## WRITTEN INSTRUCTION:
Find each line with the word "text" and copy it.

## ITEMS:
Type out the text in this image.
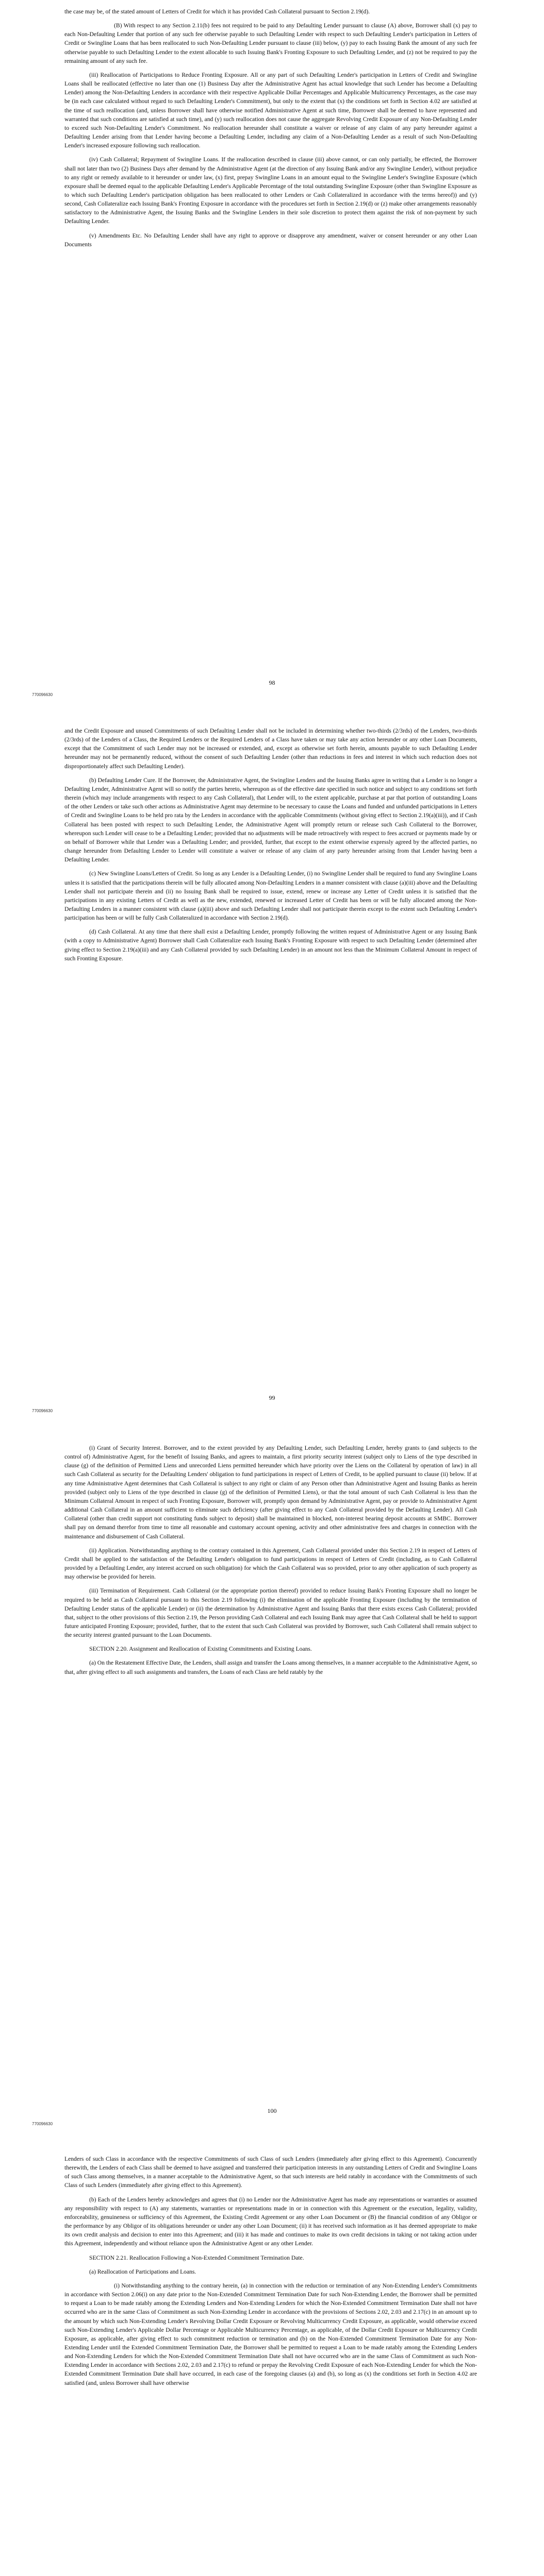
the case may be, of the stated amount of Letters of Credit for which it has provided Cash Collateral pursuant to Section 2.19(d).

(B) With respect to any Section 2.11(b) fees not required to be paid to any Defaulting Lender pursuant to clause (A) above, Borrower shall (x) pay to each Non-Defaulting Lender that portion of any such fee otherwise payable to such Defaulting Lender with respect to such Defaulting Lender's participation in Letters of Credit or Swingline Loans that has been reallocated to such Non-Defaulting Lender pursuant to clause (iii) below, (y) pay to each Issuing Bank the amount of any such fee otherwise payable to such Defaulting Lender to the extent allocable to such Issuing Bank's Fronting Exposure to such Defaulting Lender, and (z) not be required to pay the remaining amount of any such fee.

(iii) Reallocation of Participations to Reduce Fronting Exposure. All or any part of such Defaulting Lender's participation in Letters of Credit and Swingline Loans shall be reallocated (effective no later than one (1) Business Day after the Administrative Agent has actual knowledge that such Lender has become a Defaulting Lender) among the Non-Defaulting Lenders in accordance with their respective Applicable Dollar Percentages and Applicable Multicurrency Percentages, as the case may be (in each case calculated without regard to such Defaulting Lender's Commitment), but only to the extent that (x) the conditions set forth in Section 4.02 are satisfied at the time of such reallocation (and, unless Borrower shall have otherwise notified Administrative Agent at such time, Borrower shall be deemed to have represented and warranted that such conditions are satisfied at such time), and (y) such reallocation does not cause the aggregate Revolving Credit Exposure of any Non-Defaulting Lender to exceed such Non-Defaulting Lender's Commitment. No reallocation hereunder shall constitute a waiver or release of any claim of any party hereunder against a Defaulting Lender arising from that Lender having become a Defaulting Lender, including any claim of a Non-Defaulting Lender as a result of such Non-Defaulting Lender's increased exposure following such reallocation.

(iv) Cash Collateral; Repayment of Swingline Loans. If the reallocation described in clause (iii) above cannot, or can only partially, be effected, the Borrower shall not later than two (2) Business Days after demand by the Administrative Agent (at the direction of any Issuing Bank and/or any Swingline Lender), without prejudice to any right or remedy available to it hereunder or under law, (x) first, prepay Swingline Loans in an amount equal to the Swingline Lender's Swingline Exposure (which exposure shall be deemed equal to the applicable Defaulting Lender's Applicable Percentage of the total outstanding Swingline Exposure (other than Swingline Exposure as to which such Defaulting Lender's participation obligation has been reallocated to other Lenders or Cash Collateralized in accordance with the terms hereof)) and (y) second, Cash Collateralize each Issuing Bank's Fronting Exposure in accordance with the procedures set forth in Section 2.19(d) or (z) make other arrangements reasonably satisfactory to the Administrative Agent, the Issuing Banks and the Swingline Lenders in their sole discretion to protect them against the risk of non-payment by such Defaulting Lender.

(v) Amendments Etc. No Defaulting Lender shall have any right to approve or disapprove any amendment, waiver or consent hereunder or any other Loan Documents

98
770096630

and the Credit Exposure and unused Commitments of such Defaulting Lender shall not be included in determining whether two-thirds (2/3rds) of the Lenders, two-thirds (2/3rds) of the Lenders of a Class, the Required Lenders or the Required Lenders of a Class have taken or may take any action hereunder or any other Loan Documents, except that the Commitment of such Lender may not be increased or extended, and, except as otherwise set forth herein, amounts payable to such Defaulting Lender hereunder may not be permanently reduced, without the consent of such Defaulting Lender (other than reductions in fees and interest in which such reduction does not disproportionately affect such Defaulting Lender).

(b) Defaulting Lender Cure. If the Borrower, the Administrative Agent, the Swingline Lenders and the Issuing Banks agree in writing that a Lender is no longer a Defaulting Lender, Administrative Agent will so notify the parties hereto, whereupon as of the effective date specified in such notice and subject to any conditions set forth therein (which may include arrangements with respect to any Cash Collateral), that Lender will, to the extent applicable, purchase at par that portion of outstanding Loans of the other Lenders or take such other actions as Administrative Agent may determine to be necessary to cause the Loans and funded and unfunded participations in Letters of Credit and Swingline Loans to be held pro rata by the Lenders in accordance with the applicable Commitments (without giving effect to Section 2.19(a)(iii)), and if Cash Collateral has been posted with respect to such Defaulting Lender, the Administrative Agent will promptly return or release such Cash Collateral to the Borrower, whereupon such Lender will cease to be a Defaulting Lender; provided that no adjustments will be made retroactively with respect to fees accrued or payments made by or on behalf of Borrower while that Lender was a Defaulting Lender; and provided, further, that except to the extent otherwise expressly agreed by the affected parties, no change hereunder from Defaulting Lender to Lender will constitute a waiver or release of any claim of any party hereunder arising from that Lender having been a Defaulting Lender.

(c) New Swingline Loans/Letters of Credit. So long as any Lender is a Defaulting Lender, (i) no Swingline Lender shall be required to fund any Swingline Loans unless it is satisfied that the participations therein will be fully allocated among Non-Defaulting Lenders in a manner consistent with clause (a)(iii) above and the Defaulting Lender shall not participate therein and (ii) no Issuing Bank shall be required to issue, extend, renew or increase any Letter of Credit unless it is satisfied that the participations in any existing Letters of Credit as well as the new, extended, renewed or increased Letter of Credit has been or will be fully allocated among the Non-Defaulting Lenders in a manner consistent with clause (a)(iii) above and such Defaulting Lender shall not participate therein except to the extent such Defaulting Lender's participation has been or will be fully Cash Collateralized in accordance with Section 2.19(d).

(d) Cash Collateral. At any time that there shall exist a Defaulting Lender, promptly following the written request of Administrative Agent or any Issuing Bank (with a copy to Administrative Agent) Borrower shall Cash Collateralize each Issuing Bank's Fronting Exposure with respect to such Defaulting Lender (determined after giving effect to Section 2.19(a)(iii) and any Cash Collateral provided by such Defaulting Lender) in an amount not less than the Minimum Collateral Amount in respect of such Fronting Exposure.

99
770096630

(i) Grant of Security Interest. Borrower, and to the extent provided by any Defaulting Lender, such Defaulting Lender, hereby grants to (and subjects to the control of) Administrative Agent, for the benefit of Issuing Banks, and agrees to maintain, a first priority security interest (subject only to Liens of the type described in clause (g) of the definition of Permitted Liens and unrecorded Liens permitted hereunder which have priority over the Liens on the Collateral by operation of law) in all such Cash Collateral as security for the Defaulting Lenders' obligation to fund participations in respect of Letters of Credit, to be applied pursuant to clause (ii) below. If at any time Administrative Agent determines that Cash Collateral is subject to any right or claim of any Person other than Administrative Agent and Issuing Banks as herein provided (subject only to Liens of the type described in clause (g) of the definition of Permitted Liens), or that the total amount of such Cash Collateral is less than the Minimum Collateral Amount in respect of such Fronting Exposure, Borrower will, promptly upon demand by Administrative Agent, pay or provide to Administrative Agent additional Cash Collateral in an amount sufficient to eliminate such deficiency (after giving effect to any Cash Collateral provided by the Defaulting Lender). All Cash Collateral (other than credit support not constituting funds subject to deposit) shall be maintained in blocked, non-interest bearing deposit accounts at SMBC. Borrower shall pay on demand therefor from time to time all reasonable and customary account opening, activity and other administrative fees and charges in connection with the maintenance and disbursement of Cash Collateral.

(ii) Application. Notwithstanding anything to the contrary contained in this Agreement, Cash Collateral provided under this Section 2.19 in respect of Letters of Credit shall be applied to the satisfaction of the Defaulting Lender's obligation to fund participations in respect of Letters of Credit (including, as to Cash Collateral provided by a Defaulting Lender, any interest accrued on such obligation) for which the Cash Collateral was so provided, prior to any other application of such property as may otherwise be provided for herein.

(iii) Termination of Requirement. Cash Collateral (or the appropriate portion thereof) provided to reduce Issuing Bank's Fronting Exposure shall no longer be required to be held as Cash Collateral pursuant to this Section 2.19 following (i) the elimination of the applicable Fronting Exposure (including by the termination of Defaulting Lender status of the applicable Lender) or (ii) the determination by Administrative Agent and Issuing Banks that there exists excess Cash Collateral; provided that, subject to the other provisions of this Section 2.19, the Person providing Cash Collateral and each Issuing Bank may agree that Cash Collateral shall be held to support future anticipated Fronting Exposure; provided, further, that to the extent that such Cash Collateral was provided by Borrower, such Cash Collateral shall remain subject to the security interest granted pursuant to the Loan Documents.

SECTION 2.20. Assignment and Reallocation of Existing Commitments and Existing Loans.

(a) On the Restatement Effective Date, the Lenders, shall assign and transfer the Loans among themselves, in a manner acceptable to the Administrative Agent, so that, after giving effect to all such assignments and transfers, the Loans of each Class are held ratably by the

100
770096630

Lenders of such Class in accordance with the respective Commitments of such Class of such Lenders (immediately after giving effect to this Agreement). Concurrently therewith, the Lenders of each Class shall be deemed to have assigned and transferred their participation interests in any outstanding Letters of Credit and Swingline Loans of such Class among themselves, in a manner acceptable to the Administrative Agent, so that such interests are held ratably in accordance with the Commitments of such Class of such Lenders (immediately after giving effect to this Agreement).

(b) Each of the Lenders hereby acknowledges and agrees that (i) no Lender nor the Administrative Agent has made any representations or warranties or assumed any responsibility with respect to (A) any statements, warranties or representations made in or in connection with this Agreement or the execution, legality, validity, enforceability, genuineness or sufficiency of this Agreement, the Existing Credit Agreement or any other Loan Document or (B) the financial condition of any Obligor or the performance by any Obligor of its obligations hereunder or under any other Loan Document; (ii) it has received such information as it has deemed appropriate to make its own credit analysis and decision to enter into this Agreement; and (iii) it has made and continues to make its own credit decisions in taking or not taking action under this Agreement, independently and without reliance upon the Administrative Agent or any other Lender.

SECTION 2.21. Reallocation Following a Non-Extended Commitment Termination Date.

(a) Reallocation of Participations and Loans.

(i) Notwithstanding anything to the contrary herein, (a) in connection with the reduction or termination of any Non-Extending Lender's Commitments in accordance with Section 2.06(i) on any date prior to the Non-Extended Commitment Termination Date for such Non-Extending Lender, the Borrower shall be permitted to request a Loan to be made ratably among the Extending Lenders and Non-Extending Lenders for which the Non-Extended Commitment Termination Date shall not have occurred who are in the same Class of Commitment as such Non-Extending Lender in accordance with the provisions of Sections 2.02, 2.03 and 2.17(c) in an amount up to the amount by which such Non-Extending Lender's Revolving Dollar Credit Exposure or Revolving Multicurrency Credit Exposure, as applicable, would otherwise exceed such Non-Extending Lender's Applicable Dollar Percentage or Applicable Multicurrency Percentage, as applicable, of the Dollar Credit Exposure or Multicurrency Credit Exposure, as applicable, after giving effect to such commitment reduction or termination and (b) on the Non-Extended Commitment Termination Date for any Non-Extending Lender until the Extended Commitment Termination Date, the Borrower shall be permitted to request a Loan to be made ratably among the Extending Lenders and Non-Extending Lenders for which the Non-Extended Commitment Termination Date shall not have occurred who are in the same Class of Commitment as such Non-Extending Lender in accordance with Sections 2.02, 2.03 and 2.17(c) to refund or prepay the Revolving Credit Exposure of each Non-Extending Lender for which the Non-Extended Commitment Termination Date shall have occurred, in each case of the foregoing clauses (a) and (b), so long as (x) the conditions set forth in Section 4.02 are satisfied (and, unless Borrower shall have otherwise
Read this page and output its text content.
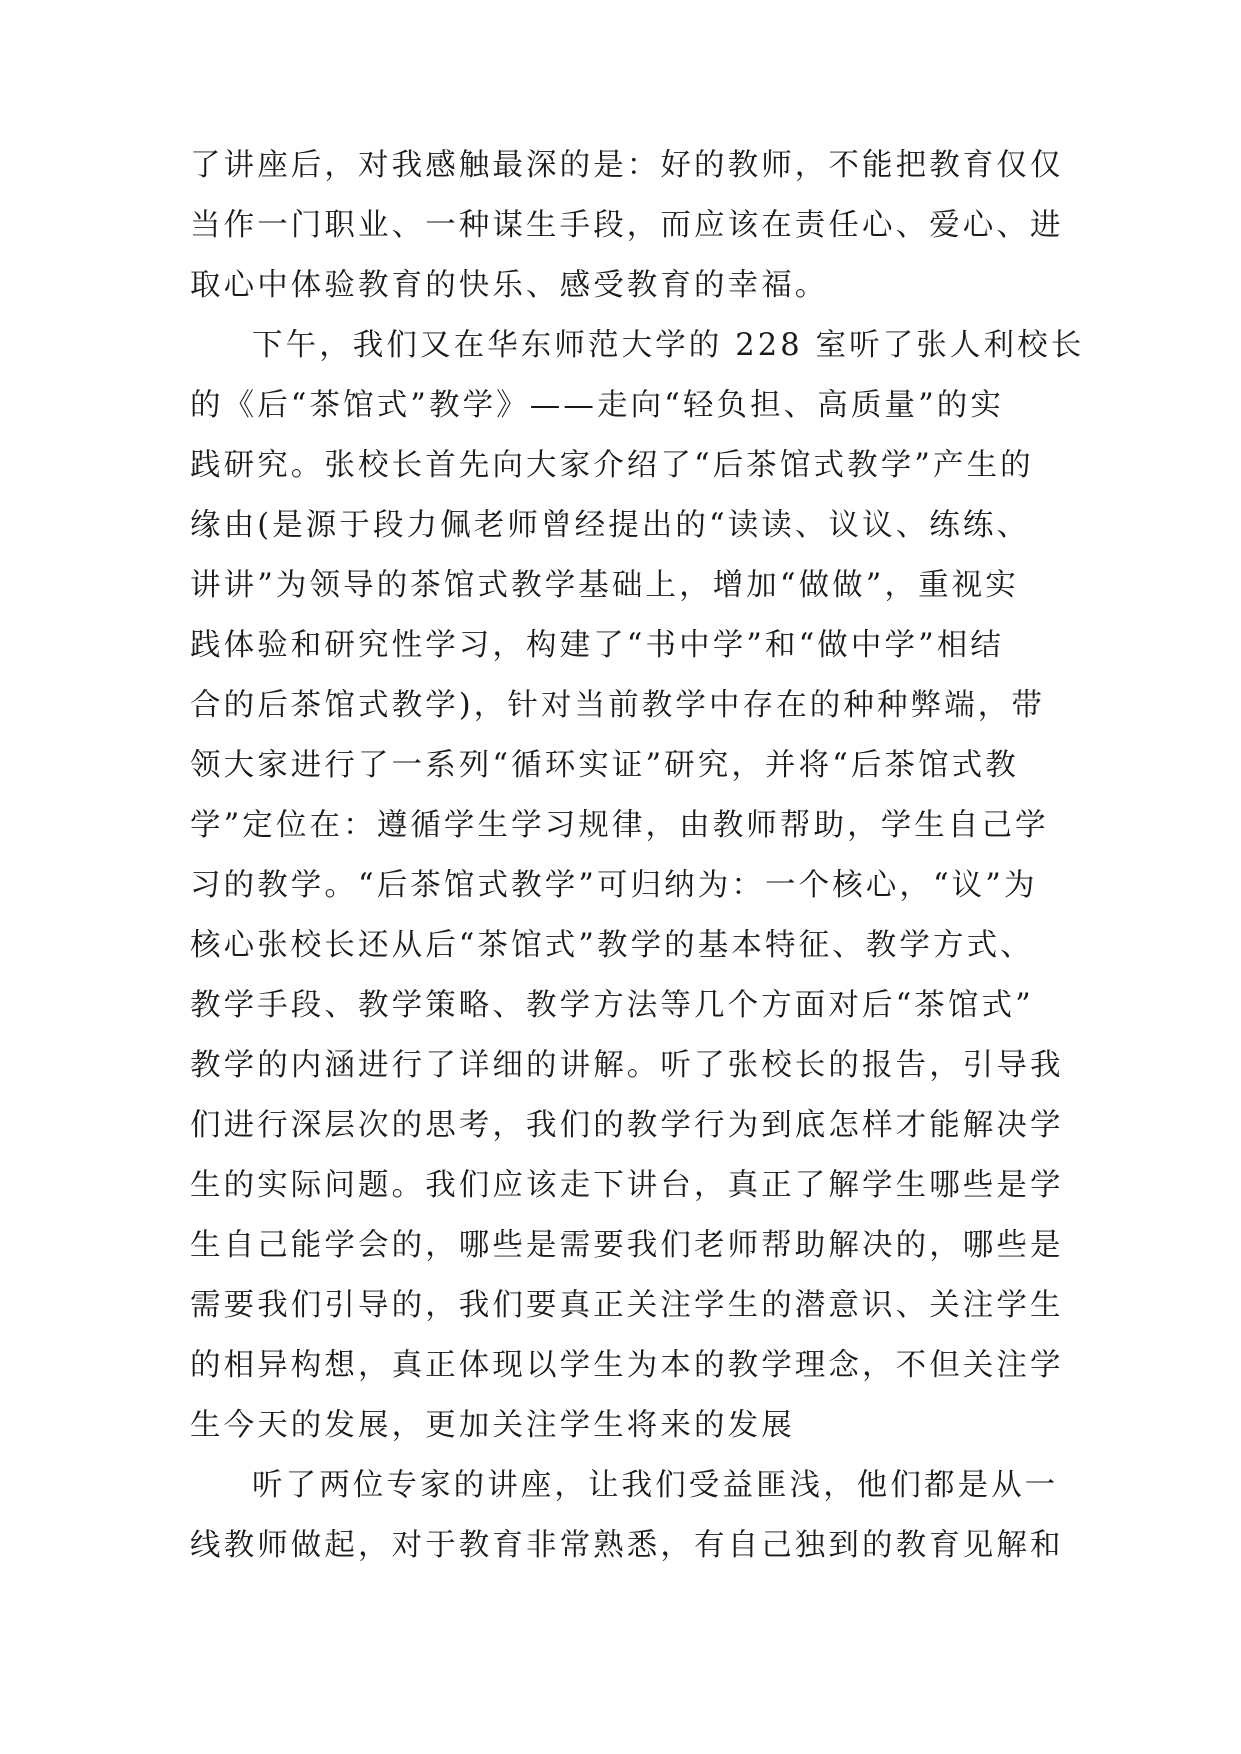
了讲座后，对我感触最深的是：好的教师，不能把教育仅仅

当作一门职业、一种谋生手段，而应该在责任心、爱心、进

取心中体验教育的快乐、感受教育的幸福。

下午，我们又在华东师范大学的 228 室听了张人利校长

的《后“茶馆式”教学》——走向“轻负担、高质量”的实

践研究。张校长首先向大家介绍了“后茶馆式教学”产生的

缘由(是源于段力佩老师曾经提出的“读读、议议、练练、

讲讲”为领导的茶馆式教学基础上，增加“做做”，重视实

践体验和研究性学习，构建了“书中学”和“做中学”相结

合的后茶馆式教学)，针对当前教学中存在的种种弊端，带

领大家进行了一系列“循环实证”研究，并将“后茶馆式教

学”定位在：遵循学生学习规律，由教师帮助，学生自己学

习的教学。“后茶馆式教学”可归纳为：一个核心，“议”为

核心张校长还从后“茶馆式”教学的基本特征、教学方式、

教学手段、教学策略、教学方法等几个方面对后“茶馆式”

教学的内涵进行了详细的讲解。听了张校长的报告，引导我

们进行深层次的思考，我们的教学行为到底怎样才能解决学

生的实际问题。我们应该走下讲台，真正了解学生哪些是学

生自己能学会的，哪些是需要我们老师帮助解决的，哪些是

需要我们引导的，我们要真正关注学生的潜意识、关注学生

的相异构想，真正体现以学生为本的教学理念，不但关注学

生今天的发展，更加关注学生将来的发展

听了两位专家的讲座，让我们受益匪浅，他们都是从一

线教师做起，对于教育非常熟悉，有自己独到的教育见解和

## TASK ANSWER:
Type out the text in this image.
Read this page and output its text content.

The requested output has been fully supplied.